§ Source material:

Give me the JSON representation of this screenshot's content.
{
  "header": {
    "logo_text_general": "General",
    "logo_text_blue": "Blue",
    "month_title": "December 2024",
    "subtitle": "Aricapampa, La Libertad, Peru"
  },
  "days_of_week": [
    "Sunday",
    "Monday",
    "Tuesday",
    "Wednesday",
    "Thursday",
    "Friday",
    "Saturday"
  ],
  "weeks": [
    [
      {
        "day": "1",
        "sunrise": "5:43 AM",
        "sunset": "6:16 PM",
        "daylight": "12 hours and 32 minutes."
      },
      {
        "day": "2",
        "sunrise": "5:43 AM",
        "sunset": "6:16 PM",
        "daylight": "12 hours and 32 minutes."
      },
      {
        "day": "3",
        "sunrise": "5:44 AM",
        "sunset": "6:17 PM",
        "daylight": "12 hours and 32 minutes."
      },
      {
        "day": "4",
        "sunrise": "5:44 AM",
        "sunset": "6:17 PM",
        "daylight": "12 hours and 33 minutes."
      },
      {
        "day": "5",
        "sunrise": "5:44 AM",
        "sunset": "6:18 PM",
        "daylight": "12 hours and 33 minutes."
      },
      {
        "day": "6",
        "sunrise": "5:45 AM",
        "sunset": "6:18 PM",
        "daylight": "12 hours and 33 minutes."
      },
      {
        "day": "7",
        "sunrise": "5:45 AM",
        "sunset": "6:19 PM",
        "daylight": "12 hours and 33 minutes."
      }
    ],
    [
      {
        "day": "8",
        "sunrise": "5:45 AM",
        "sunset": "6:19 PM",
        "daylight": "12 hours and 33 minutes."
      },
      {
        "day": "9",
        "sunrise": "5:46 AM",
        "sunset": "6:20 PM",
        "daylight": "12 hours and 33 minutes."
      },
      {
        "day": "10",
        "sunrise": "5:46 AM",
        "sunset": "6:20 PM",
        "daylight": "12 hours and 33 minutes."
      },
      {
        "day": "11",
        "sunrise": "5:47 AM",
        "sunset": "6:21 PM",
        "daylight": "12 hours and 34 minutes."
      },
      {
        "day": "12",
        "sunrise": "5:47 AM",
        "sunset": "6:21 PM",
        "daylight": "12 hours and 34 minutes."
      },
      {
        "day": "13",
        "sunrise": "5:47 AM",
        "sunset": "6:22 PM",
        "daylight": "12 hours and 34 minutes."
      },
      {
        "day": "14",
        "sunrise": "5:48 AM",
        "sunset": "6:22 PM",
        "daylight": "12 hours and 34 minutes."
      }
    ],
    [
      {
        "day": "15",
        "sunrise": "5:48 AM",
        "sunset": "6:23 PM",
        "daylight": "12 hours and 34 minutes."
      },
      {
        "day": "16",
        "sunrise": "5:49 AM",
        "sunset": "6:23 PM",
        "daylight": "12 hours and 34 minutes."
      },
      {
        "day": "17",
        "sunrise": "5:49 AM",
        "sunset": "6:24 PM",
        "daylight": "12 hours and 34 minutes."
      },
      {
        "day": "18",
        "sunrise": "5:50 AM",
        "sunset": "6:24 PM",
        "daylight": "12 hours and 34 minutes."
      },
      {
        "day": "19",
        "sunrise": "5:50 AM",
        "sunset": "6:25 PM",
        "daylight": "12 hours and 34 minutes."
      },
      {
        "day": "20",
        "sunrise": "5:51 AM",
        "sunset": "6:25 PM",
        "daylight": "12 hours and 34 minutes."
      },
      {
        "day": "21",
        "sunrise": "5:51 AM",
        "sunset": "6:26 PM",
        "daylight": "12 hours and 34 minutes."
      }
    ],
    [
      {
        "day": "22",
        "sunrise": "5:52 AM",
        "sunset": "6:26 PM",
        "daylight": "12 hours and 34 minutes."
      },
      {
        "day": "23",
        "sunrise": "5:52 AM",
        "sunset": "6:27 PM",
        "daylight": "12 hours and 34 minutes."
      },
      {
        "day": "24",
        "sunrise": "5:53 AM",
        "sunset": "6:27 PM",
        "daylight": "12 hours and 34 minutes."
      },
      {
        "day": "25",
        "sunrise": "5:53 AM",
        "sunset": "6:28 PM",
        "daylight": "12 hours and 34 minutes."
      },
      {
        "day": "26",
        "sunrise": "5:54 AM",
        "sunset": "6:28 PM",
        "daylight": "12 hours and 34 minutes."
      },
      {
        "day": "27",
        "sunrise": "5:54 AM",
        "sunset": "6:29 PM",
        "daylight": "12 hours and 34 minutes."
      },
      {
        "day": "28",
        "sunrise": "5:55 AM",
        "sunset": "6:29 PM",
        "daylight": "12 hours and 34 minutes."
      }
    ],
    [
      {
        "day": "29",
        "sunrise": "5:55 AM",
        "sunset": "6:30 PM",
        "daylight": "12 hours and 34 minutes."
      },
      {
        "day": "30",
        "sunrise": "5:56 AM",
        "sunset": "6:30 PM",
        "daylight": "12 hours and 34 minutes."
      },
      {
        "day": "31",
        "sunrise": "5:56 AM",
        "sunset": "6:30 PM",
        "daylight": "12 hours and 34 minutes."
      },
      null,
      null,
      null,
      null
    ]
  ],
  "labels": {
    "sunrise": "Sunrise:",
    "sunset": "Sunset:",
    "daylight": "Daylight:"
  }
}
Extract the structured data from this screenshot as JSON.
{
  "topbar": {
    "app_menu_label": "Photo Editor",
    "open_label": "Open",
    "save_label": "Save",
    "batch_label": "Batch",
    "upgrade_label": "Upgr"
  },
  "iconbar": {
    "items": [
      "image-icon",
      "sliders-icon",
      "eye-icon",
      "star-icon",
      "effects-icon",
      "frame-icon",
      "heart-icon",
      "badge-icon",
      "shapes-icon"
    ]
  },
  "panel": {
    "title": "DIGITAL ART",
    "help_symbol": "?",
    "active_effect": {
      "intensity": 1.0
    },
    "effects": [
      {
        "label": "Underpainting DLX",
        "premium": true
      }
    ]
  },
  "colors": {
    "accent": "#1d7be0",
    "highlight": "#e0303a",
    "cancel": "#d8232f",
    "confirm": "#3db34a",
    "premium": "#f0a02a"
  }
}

§ Objective: Return solely the number of lines in the data that include the word "JSON".

§ Solved problem: 2